= Set exercise =
The data must be returned in full and exactly as given.

※

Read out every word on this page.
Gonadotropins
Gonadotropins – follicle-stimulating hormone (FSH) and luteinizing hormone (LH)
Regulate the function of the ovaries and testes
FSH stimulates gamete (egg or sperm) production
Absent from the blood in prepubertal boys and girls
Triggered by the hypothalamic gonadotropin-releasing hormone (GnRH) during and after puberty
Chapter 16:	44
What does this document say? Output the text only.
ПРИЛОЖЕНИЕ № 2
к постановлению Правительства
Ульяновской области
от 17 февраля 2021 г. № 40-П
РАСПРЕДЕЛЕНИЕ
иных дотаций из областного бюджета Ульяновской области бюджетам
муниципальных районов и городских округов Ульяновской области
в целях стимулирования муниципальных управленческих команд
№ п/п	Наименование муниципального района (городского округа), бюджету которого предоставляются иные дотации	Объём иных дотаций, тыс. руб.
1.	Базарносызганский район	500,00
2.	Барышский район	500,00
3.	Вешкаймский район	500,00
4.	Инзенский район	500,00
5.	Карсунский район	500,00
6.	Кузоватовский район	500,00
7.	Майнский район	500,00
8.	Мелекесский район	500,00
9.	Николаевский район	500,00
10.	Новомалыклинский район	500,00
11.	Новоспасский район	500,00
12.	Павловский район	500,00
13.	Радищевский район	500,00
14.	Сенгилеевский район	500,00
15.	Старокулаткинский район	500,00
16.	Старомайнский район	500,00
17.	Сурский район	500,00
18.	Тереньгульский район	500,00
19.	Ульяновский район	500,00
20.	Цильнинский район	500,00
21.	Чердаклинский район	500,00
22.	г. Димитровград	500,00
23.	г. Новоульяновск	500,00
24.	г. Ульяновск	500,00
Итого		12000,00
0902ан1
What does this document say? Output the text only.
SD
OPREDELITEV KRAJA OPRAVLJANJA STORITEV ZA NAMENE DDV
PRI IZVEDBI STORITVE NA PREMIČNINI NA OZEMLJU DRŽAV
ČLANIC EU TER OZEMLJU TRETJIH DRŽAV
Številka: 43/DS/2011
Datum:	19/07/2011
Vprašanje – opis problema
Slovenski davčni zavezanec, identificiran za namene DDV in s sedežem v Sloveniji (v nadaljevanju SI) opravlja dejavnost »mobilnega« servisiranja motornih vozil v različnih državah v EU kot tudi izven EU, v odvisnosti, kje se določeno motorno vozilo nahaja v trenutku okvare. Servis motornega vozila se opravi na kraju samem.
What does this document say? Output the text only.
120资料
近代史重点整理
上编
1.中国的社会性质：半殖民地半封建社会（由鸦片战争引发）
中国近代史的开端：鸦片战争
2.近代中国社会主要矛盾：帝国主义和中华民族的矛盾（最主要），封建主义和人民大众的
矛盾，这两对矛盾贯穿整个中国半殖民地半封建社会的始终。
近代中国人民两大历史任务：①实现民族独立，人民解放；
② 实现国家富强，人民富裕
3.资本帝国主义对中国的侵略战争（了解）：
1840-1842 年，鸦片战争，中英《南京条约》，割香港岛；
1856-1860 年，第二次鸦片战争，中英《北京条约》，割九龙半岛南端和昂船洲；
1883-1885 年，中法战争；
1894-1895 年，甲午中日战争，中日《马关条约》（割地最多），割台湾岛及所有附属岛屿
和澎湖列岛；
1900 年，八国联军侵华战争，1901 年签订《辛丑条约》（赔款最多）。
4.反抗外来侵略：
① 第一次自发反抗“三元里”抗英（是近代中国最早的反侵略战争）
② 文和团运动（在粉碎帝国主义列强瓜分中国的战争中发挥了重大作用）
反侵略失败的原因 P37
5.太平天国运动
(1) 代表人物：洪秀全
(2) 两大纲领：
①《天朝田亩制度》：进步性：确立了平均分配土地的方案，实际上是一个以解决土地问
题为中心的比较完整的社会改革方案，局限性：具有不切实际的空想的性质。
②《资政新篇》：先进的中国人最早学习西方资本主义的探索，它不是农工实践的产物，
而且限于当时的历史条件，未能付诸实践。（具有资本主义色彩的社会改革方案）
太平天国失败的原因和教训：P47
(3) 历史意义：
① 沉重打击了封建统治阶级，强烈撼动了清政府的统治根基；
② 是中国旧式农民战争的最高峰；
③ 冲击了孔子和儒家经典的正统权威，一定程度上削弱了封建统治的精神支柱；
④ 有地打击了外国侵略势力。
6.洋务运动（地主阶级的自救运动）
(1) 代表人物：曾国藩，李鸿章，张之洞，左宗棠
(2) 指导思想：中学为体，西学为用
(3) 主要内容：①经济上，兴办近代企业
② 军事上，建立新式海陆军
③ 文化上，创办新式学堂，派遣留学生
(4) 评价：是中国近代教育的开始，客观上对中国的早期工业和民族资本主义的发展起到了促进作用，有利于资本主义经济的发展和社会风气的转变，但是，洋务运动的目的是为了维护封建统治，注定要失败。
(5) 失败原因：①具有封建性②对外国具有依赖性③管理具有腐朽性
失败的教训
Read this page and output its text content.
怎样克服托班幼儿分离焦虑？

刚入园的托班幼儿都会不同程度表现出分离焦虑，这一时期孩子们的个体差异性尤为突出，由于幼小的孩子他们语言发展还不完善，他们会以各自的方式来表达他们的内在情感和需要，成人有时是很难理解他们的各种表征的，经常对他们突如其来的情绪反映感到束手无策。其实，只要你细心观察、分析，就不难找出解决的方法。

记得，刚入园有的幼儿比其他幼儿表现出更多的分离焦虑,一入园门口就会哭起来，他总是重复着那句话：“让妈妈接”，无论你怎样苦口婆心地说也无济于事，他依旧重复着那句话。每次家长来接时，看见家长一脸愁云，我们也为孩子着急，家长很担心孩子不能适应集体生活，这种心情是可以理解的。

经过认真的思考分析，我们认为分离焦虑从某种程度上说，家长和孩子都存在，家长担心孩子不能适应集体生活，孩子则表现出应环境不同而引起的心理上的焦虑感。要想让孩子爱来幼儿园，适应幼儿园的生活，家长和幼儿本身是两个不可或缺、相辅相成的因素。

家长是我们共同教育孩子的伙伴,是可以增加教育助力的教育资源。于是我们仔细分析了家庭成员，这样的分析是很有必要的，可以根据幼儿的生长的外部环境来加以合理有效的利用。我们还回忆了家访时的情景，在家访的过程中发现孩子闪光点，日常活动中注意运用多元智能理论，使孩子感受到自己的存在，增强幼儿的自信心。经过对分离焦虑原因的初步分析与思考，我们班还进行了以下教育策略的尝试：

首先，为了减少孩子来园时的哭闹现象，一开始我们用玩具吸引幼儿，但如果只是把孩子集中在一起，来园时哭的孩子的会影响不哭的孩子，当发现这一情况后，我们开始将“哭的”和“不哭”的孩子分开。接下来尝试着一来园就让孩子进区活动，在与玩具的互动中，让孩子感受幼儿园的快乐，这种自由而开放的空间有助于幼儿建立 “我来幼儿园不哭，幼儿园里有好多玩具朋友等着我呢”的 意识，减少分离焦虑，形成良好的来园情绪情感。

※

= Written answer =
Read out every word on this page.
Gonadotropins
Gonadotropins – follicle-stimulating hormone (FSH) and luteinizing hormone (LH)
Regulate the function of the ovaries and testes
FSH stimulates gamete (egg or sperm) production
Absent from the blood in prepubertal boys and girls
Triggered by the hypothalamic gonadotropin-releasing hormone (GnRH) during and after puberty
Chapter 16:	44
What does this document say? Output the text only.
ПРИЛОЖЕНИЕ № 2
к постановлению Правительства
Ульяновской области
от 17 февраля 2021 г. № 40-П
РАСПРЕДЕЛЕНИЕ
иных дотаций из областного бюджета Ульяновской области бюджетам
муниципальных районов и городских округов Ульяновской области
в целях стимулирования муниципальных управленческих команд
№ п/п	Наименование муниципального района (городского округа), бюджету которого предоставляются иные дотации	Объём иных дотаций, тыс. руб.
1.	Базарносызганский район	500,00
2.	Барышский район	500,00
3.	Вешкаймский район	500,00
4.	Инзенский район	500,00
5.	Карсунский район	500,00
6.	Кузоватовский район	500,00
7.	Майнский район	500,00
8.	Мелекесский район	500,00
9.	Николаевский район	500,00
10.	Новомалыклинский район	500,00
11.	Новоспасский район	500,00
12.	Павловский район	500,00
13.	Радищевский район	500,00
14.	Сенгилеевский район	500,00
15.	Старокулаткинский район	500,00
16.	Старомайнский район	500,00
17.	Сурский район	500,00
18.	Тереньгульский район	500,00
19.	Ульяновский район	500,00
20.	Цильнинский район	500,00
21.	Чердаклинский район	500,00
22.	г. Димитровград	500,00
23.	г. Новоульяновск	500,00
24.	г. Ульяновск	500,00
Итого		12000,00
0902ан1
What does this document say? Output the text only.
SD
OPREDELITEV KRAJA OPRAVLJANJA STORITEV ZA NAMENE DDV
PRI IZVEDBI STORITVE NA PREMIČNINI NA OZEMLJU DRŽAV
ČLANIC EU TER OZEMLJU TRETJIH DRŽAV
Številka: 43/DS/2011
Datum:	19/07/2011
Vprašanje – opis problema
Slovenski davčni zavezanec, identificiran za namene DDV in s sedežem v Sloveniji (v nadaljevanju SI) opravlja dejavnost »mobilnega« servisiranja motornih vozil v različnih državah v EU kot tudi izven EU, v odvisnosti, kje se določeno motorno vozilo nahaja v trenutku okvare. Servis motornega vozila se opravi na kraju samem.
What does this document say? Output the text only.
120资料
近代史重点整理
上编
1.中国的社会性质：半殖民地半封建社会（由鸦片战争引发）
中国近代史的开端：鸦片战争
2.近代中国社会主要矛盾：帝国主义和中华民族的矛盾（最主要），封建主义和人民大众的
矛盾，这两对矛盾贯穿整个中国半殖民地半封建社会的始终。
近代中国人民两大历史任务：①实现民族独立，人民解放；
② 实现国家富强，人民富裕
3.资本帝国主义对中国的侵略战争（了解）：
1840-1842 年，鸦片战争，中英《南京条约》，割香港岛；
1856-1860 年，第二次鸦片战争，中英《北京条约》，割九龙半岛南端和昂船洲；
1883-1885 年，中法战争；
1894-1895 年，甲午中日战争，中日《马关条约》（割地最多），割台湾岛及所有附属岛屿
和澎湖列岛；
1900 年，八国联军侵华战争，1901 年签订《辛丑条约》（赔款最多）。
4.反抗外来侵略：
① 第一次自发反抗“三元里”抗英（是近代中国最早的反侵略战争）
② 文和团运动（在粉碎帝国主义列强瓜分中国的战争中发挥了重大作用）
反侵略失败的原因 P37
5.太平天国运动
(1) 代表人物：洪秀全
(2) 两大纲领：
①《天朝田亩制度》：进步性：确立了平均分配土地的方案，实际上是一个以解决土地问
题为中心的比较完整的社会改革方案，局限性：具有不切实际的空想的性质。
②《资政新篇》：先进的中国人最早学习西方资本主义的探索，它不是农工实践的产物，
而且限于当时的历史条件，未能付诸实践。（具有资本主义色彩的社会改革方案）
太平天国失败的原因和教训：P47
(3) 历史意义：
① 沉重打击了封建统治阶级，强烈撼动了清政府的统治根基；
② 是中国旧式农民战争的最高峰；
③ 冲击了孔子和儒家经典的正统权威，一定程度上削弱了封建统治的精神支柱；
④ 有地打击了外国侵略势力。
6.洋务运动（地主阶级的自救运动）
(1) 代表人物：曾国藩，李鸿章，张之洞，左宗棠
(2) 指导思想：中学为体，西学为用
(3) 主要内容：①经济上，兴办近代企业
② 军事上，建立新式海陆军
③ 文化上，创办新式学堂，派遣留学生
(4) 评价：是中国近代教育的开始，客观上对中国的早期工业和民族资本主义的发展起到了促进作用，有利于资本主义经济的发展和社会风气的转变，但是，洋务运动的目的是为了维护封建统治，注定要失败。
(5) 失败原因：①具有封建性②对外国具有依赖性③管理具有腐朽性
失败的教训
Read this page and output its text content.
怎样克服托班幼儿分离焦虑？

刚入园的托班幼儿都会不同程度表现出分离焦虑，这一时期孩子们的个体差异性尤为突出，由于幼小的孩子他们语言发展还不完善，他们会以各自的方式来表达他们的内在情感和需要，成人有时是很难理解他们的各种表征的，经常对他们突如其来的情绪反映感到束手无策。其实，只要你细心观察、分析，就不难找出解决的方法。

记得，刚入园有的幼儿比其他幼儿表现出更多的分离焦虑,一入园门口就会哭起来，他总是重复着那句话：“让妈妈接”，无论你怎样苦口婆心地说也无济于事，他依旧重复着那句话。每次家长来接时，看见家长一脸愁云，我们也为孩子着急，家长很担心孩子不能适应集体生活，这种心情是可以理解的。

经过认真的思考分析，我们认为分离焦虑从某种程度上说，家长和孩子都存在，家长担心孩子不能适应集体生活，孩子则表现出应环境不同而引起的心理上的焦虑感。要想让孩子爱来幼儿园，适应幼儿园的生活，家长和幼儿本身是两个不可或缺、相辅相成的因素。

家长是我们共同教育孩子的伙伴,是可以增加教育助力的教育资源。于是我们仔细分析了家庭成员，这样的分析是很有必要的，可以根据幼儿的生长的外部环境来加以合理有效的利用。我们还回忆了家访时的情景，在家访的过程中发现孩子闪光点，日常活动中注意运用多元智能理论，使孩子感受到自己的存在，增强幼儿的自信心。经过对分离焦虑原因的初步分析与思考，我们班还进行了以下教育策略的尝试：

首先，为了减少孩子来园时的哭闹现象，一开始我们用玩具吸引幼儿，但如果只是把孩子集中在一起，来园时哭的孩子的会影响不哭的孩子，当发现这一情况后，我们开始将“哭的”和“不哭”的孩子分开。接下来尝试着一来园就让孩子进区活动，在与玩具的互动中，让孩子感受幼儿园的快乐，这种自由而开放的空间有助于幼儿建立 “我来幼儿园不哭，幼儿园里有好多玩具朋友等着我呢”的 意识，减少分离焦虑，形成良好的来园情绪情感。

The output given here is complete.